- Information shown -
::::::::::

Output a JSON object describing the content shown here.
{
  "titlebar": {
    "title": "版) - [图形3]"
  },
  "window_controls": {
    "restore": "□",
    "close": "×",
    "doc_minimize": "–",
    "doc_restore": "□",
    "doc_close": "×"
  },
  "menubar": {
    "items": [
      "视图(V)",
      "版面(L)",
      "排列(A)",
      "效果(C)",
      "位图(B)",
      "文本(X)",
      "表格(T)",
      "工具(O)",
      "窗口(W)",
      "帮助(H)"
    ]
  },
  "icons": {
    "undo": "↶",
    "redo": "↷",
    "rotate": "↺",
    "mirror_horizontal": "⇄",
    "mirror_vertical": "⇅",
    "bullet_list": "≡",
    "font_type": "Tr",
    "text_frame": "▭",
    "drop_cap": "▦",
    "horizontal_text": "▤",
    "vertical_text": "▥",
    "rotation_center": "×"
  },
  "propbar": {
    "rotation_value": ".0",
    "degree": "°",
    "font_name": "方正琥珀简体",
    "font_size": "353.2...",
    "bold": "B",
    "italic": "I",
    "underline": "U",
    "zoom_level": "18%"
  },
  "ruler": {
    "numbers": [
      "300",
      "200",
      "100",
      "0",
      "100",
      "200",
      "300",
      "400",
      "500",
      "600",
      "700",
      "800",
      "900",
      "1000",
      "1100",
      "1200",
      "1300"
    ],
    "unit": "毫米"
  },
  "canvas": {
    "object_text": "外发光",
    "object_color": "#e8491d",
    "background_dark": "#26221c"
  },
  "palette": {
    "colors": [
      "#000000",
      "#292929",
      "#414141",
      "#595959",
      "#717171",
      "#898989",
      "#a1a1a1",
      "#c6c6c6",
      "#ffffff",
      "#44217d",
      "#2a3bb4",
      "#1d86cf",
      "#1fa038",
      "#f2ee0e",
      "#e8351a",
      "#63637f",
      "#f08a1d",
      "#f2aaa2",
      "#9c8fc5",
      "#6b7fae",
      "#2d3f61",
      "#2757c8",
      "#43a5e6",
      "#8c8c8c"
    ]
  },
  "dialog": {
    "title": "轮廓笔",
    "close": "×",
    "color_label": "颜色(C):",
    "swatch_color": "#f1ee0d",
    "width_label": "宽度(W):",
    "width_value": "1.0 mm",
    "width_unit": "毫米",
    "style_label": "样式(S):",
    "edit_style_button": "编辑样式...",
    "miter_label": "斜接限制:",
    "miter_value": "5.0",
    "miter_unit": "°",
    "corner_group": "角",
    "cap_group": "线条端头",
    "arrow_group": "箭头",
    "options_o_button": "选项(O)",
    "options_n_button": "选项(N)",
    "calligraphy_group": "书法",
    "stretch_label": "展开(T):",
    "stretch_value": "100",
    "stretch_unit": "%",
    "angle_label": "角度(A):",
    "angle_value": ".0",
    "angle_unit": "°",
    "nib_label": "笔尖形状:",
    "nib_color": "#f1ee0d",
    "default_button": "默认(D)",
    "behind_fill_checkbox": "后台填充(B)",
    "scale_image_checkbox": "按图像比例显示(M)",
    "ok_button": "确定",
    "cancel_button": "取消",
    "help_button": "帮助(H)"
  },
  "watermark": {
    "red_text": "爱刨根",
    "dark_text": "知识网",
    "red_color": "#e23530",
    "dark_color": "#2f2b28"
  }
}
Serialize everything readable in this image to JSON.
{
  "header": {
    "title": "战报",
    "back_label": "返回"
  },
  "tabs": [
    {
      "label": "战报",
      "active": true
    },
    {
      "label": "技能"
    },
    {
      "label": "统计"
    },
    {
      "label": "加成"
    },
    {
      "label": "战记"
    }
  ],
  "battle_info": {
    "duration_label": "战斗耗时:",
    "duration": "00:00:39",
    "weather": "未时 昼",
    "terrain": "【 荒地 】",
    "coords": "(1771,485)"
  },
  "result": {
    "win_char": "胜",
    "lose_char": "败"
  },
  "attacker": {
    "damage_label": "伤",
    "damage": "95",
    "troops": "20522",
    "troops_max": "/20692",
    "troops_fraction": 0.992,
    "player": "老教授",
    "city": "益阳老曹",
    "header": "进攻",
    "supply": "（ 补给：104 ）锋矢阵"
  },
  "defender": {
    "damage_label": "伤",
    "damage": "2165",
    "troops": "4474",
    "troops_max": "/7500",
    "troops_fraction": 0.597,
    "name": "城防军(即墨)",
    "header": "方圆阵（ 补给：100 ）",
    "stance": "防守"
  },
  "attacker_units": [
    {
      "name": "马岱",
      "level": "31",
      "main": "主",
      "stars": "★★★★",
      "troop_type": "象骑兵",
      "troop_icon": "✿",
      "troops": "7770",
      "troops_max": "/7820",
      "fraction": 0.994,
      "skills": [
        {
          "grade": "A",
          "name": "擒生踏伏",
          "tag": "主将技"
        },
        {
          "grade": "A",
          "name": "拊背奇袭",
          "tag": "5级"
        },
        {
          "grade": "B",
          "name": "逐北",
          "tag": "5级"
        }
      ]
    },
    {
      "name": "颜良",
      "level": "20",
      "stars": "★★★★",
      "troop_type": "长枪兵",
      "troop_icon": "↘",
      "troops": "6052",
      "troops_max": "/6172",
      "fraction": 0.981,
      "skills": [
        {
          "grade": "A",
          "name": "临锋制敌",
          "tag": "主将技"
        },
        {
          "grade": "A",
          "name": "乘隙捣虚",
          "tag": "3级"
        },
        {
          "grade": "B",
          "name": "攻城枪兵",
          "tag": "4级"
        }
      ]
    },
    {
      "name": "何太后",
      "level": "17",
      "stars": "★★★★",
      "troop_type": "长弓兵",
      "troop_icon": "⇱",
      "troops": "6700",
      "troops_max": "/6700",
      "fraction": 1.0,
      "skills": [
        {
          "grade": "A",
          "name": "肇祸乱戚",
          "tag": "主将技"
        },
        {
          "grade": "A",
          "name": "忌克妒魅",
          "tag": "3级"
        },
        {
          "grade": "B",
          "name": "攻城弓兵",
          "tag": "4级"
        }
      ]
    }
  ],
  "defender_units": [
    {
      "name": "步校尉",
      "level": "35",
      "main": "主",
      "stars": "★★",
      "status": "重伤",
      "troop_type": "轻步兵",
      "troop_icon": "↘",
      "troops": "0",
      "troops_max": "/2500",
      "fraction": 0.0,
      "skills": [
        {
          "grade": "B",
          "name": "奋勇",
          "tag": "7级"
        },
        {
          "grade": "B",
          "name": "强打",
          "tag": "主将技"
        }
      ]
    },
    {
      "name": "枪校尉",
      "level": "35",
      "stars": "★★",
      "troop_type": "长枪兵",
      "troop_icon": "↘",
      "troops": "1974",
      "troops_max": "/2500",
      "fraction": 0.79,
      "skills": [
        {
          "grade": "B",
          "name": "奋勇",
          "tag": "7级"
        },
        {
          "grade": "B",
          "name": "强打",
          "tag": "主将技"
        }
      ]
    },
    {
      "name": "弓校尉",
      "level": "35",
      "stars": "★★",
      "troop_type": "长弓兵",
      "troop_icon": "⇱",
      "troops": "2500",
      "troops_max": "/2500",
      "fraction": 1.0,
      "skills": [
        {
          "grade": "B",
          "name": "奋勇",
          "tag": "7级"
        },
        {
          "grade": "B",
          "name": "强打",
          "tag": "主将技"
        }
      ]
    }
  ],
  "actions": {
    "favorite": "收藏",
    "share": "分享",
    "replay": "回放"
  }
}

::::::::::

- Your goal -
Copy out the data shown above without altering anything.

- Correct answer -
Output a JSON object describing the content shown here.
{
  "titlebar": {
    "title": "版) - [图形3]"
  },
  "window_controls": {
    "restore": "□",
    "close": "×",
    "doc_minimize": "–",
    "doc_restore": "□",
    "doc_close": "×"
  },
  "menubar": {
    "items": [
      "视图(V)",
      "版面(L)",
      "排列(A)",
      "效果(C)",
      "位图(B)",
      "文本(X)",
      "表格(T)",
      "工具(O)",
      "窗口(W)",
      "帮助(H)"
    ]
  },
  "icons": {
    "undo": "↶",
    "redo": "↷",
    "rotate": "↺",
    "mirror_horizontal": "⇄",
    "mirror_vertical": "⇅",
    "bullet_list": "≡",
    "font_type": "Tr",
    "text_frame": "▭",
    "drop_cap": "▦",
    "horizontal_text": "▤",
    "vertical_text": "▥",
    "rotation_center": "×"
  },
  "propbar": {
    "rotation_value": ".0",
    "degree": "°",
    "font_name": "方正琥珀简体",
    "font_size": "353.2...",
    "bold": "B",
    "italic": "I",
    "underline": "U",
    "zoom_level": "18%"
  },
  "ruler": {
    "numbers": [
      "300",
      "200",
      "100",
      "0",
      "100",
      "200",
      "300",
      "400",
      "500",
      "600",
      "700",
      "800",
      "900",
      "1000",
      "1100",
      "1200",
      "1300"
    ],
    "unit": "毫米"
  },
  "canvas": {
    "object_text": "外发光",
    "object_color": "#e8491d",
    "background_dark": "#26221c"
  },
  "palette": {
    "colors": [
      "#000000",
      "#292929",
      "#414141",
      "#595959",
      "#717171",
      "#898989",
      "#a1a1a1",
      "#c6c6c6",
      "#ffffff",
      "#44217d",
      "#2a3bb4",
      "#1d86cf",
      "#1fa038",
      "#f2ee0e",
      "#e8351a",
      "#63637f",
      "#f08a1d",
      "#f2aaa2",
      "#9c8fc5",
      "#6b7fae",
      "#2d3f61",
      "#2757c8",
      "#43a5e6",
      "#8c8c8c"
    ]
  },
  "dialog": {
    "title": "轮廓笔",
    "close": "×",
    "color_label": "颜色(C):",
    "swatch_color": "#f1ee0d",
    "width_label": "宽度(W):",
    "width_value": "1.0 mm",
    "width_unit": "毫米",
    "style_label": "样式(S):",
    "edit_style_button": "编辑样式...",
    "miter_label": "斜接限制:",
    "miter_value": "5.0",
    "miter_unit": "°",
    "corner_group": "角",
    "cap_group": "线条端头",
    "arrow_group": "箭头",
    "options_o_button": "选项(O)",
    "options_n_button": "选项(N)",
    "calligraphy_group": "书法",
    "stretch_label": "展开(T):",
    "stretch_value": "100",
    "stretch_unit": "%",
    "angle_label": "角度(A):",
    "angle_value": ".0",
    "angle_unit": "°",
    "nib_label": "笔尖形状:",
    "nib_color": "#f1ee0d",
    "default_button": "默认(D)",
    "behind_fill_checkbox": "后台填充(B)",
    "scale_image_checkbox": "按图像比例显示(M)",
    "ok_button": "确定",
    "cancel_button": "取消",
    "help_button": "帮助(H)"
  },
  "watermark": {
    "red_text": "爱刨根",
    "dark_text": "知识网",
    "red_color": "#e23530",
    "dark_color": "#2f2b28"
  }
}
Serialize everything readable in this image to JSON.
{
  "header": {
    "title": "战报",
    "back_label": "返回"
  },
  "tabs": [
    {
      "label": "战报",
      "active": true
    },
    {
      "label": "技能"
    },
    {
      "label": "统计"
    },
    {
      "label": "加成"
    },
    {
      "label": "战记"
    }
  ],
  "battle_info": {
    "duration_label": "战斗耗时:",
    "duration": "00:00:39",
    "weather": "未时 昼",
    "terrain": "【 荒地 】",
    "coords": "(1771,485)"
  },
  "result": {
    "win_char": "胜",
    "lose_char": "败"
  },
  "attacker": {
    "damage_label": "伤",
    "damage": "95",
    "troops": "20522",
    "troops_max": "/20692",
    "troops_fraction": 0.992,
    "player": "老教授",
    "city": "益阳老曹",
    "header": "进攻",
    "supply": "（ 补给：104 ）锋矢阵"
  },
  "defender": {
    "damage_label": "伤",
    "damage": "2165",
    "troops": "4474",
    "troops_max": "/7500",
    "troops_fraction": 0.597,
    "name": "城防军(即墨)",
    "header": "方圆阵（ 补给：100 ）",
    "stance": "防守"
  },
  "attacker_units": [
    {
      "name": "马岱",
      "level": "31",
      "main": "主",
      "stars": "★★★★",
      "troop_type": "象骑兵",
      "troop_icon": "✿",
      "troops": "7770",
      "troops_max": "/7820",
      "fraction": 0.994,
      "skills": [
        {
          "grade": "A",
          "name": "擒生踏伏",
          "tag": "主将技"
        },
        {
          "grade": "A",
          "name": "拊背奇袭",
          "tag": "5级"
        },
        {
          "grade": "B",
          "name": "逐北",
          "tag": "5级"
        }
      ]
    },
    {
      "name": "颜良",
      "level": "20",
      "stars": "★★★★",
      "troop_type": "长枪兵",
      "troop_icon": "↘",
      "troops": "6052",
      "troops_max": "/6172",
      "fraction": 0.981,
      "skills": [
        {
          "grade": "A",
          "name": "临锋制敌",
          "tag": "主将技"
        },
        {
          "grade": "A",
          "name": "乘隙捣虚",
          "tag": "3级"
        },
        {
          "grade": "B",
          "name": "攻城枪兵",
          "tag": "4级"
        }
      ]
    },
    {
      "name": "何太后",
      "level": "17",
      "stars": "★★★★",
      "troop_type": "长弓兵",
      "troop_icon": "⇱",
      "troops": "6700",
      "troops_max": "/6700",
      "fraction": 1.0,
      "skills": [
        {
          "grade": "A",
          "name": "肇祸乱戚",
          "tag": "主将技"
        },
        {
          "grade": "A",
          "name": "忌克妒魅",
          "tag": "3级"
        },
        {
          "grade": "B",
          "name": "攻城弓兵",
          "tag": "4级"
        }
      ]
    }
  ],
  "defender_units": [
    {
      "name": "步校尉",
      "level": "35",
      "main": "主",
      "stars": "★★",
      "status": "重伤",
      "troop_type": "轻步兵",
      "troop_icon": "↘",
      "troops": "0",
      "troops_max": "/2500",
      "fraction": 0.0,
      "skills": [
        {
          "grade": "B",
          "name": "奋勇",
          "tag": "7级"
        },
        {
          "grade": "B",
          "name": "强打",
          "tag": "主将技"
        }
      ]
    },
    {
      "name": "枪校尉",
      "level": "35",
      "stars": "★★",
      "troop_type": "长枪兵",
      "troop_icon": "↘",
      "troops": "1974",
      "troops_max": "/2500",
      "fraction": 0.79,
      "skills": [
        {
          "grade": "B",
          "name": "奋勇",
          "tag": "7级"
        },
        {
          "grade": "B",
          "name": "强打",
          "tag": "主将技"
        }
      ]
    },
    {
      "name": "弓校尉",
      "level": "35",
      "stars": "★★",
      "troop_type": "长弓兵",
      "troop_icon": "⇱",
      "troops": "2500",
      "troops_max": "/2500",
      "fraction": 1.0,
      "skills": [
        {
          "grade": "B",
          "name": "奋勇",
          "tag": "7级"
        },
        {
          "grade": "B",
          "name": "强打",
          "tag": "主将技"
        }
      ]
    }
  ],
  "actions": {
    "favorite": "收藏",
    "share": "分享",
    "replay": "回放"
  }
}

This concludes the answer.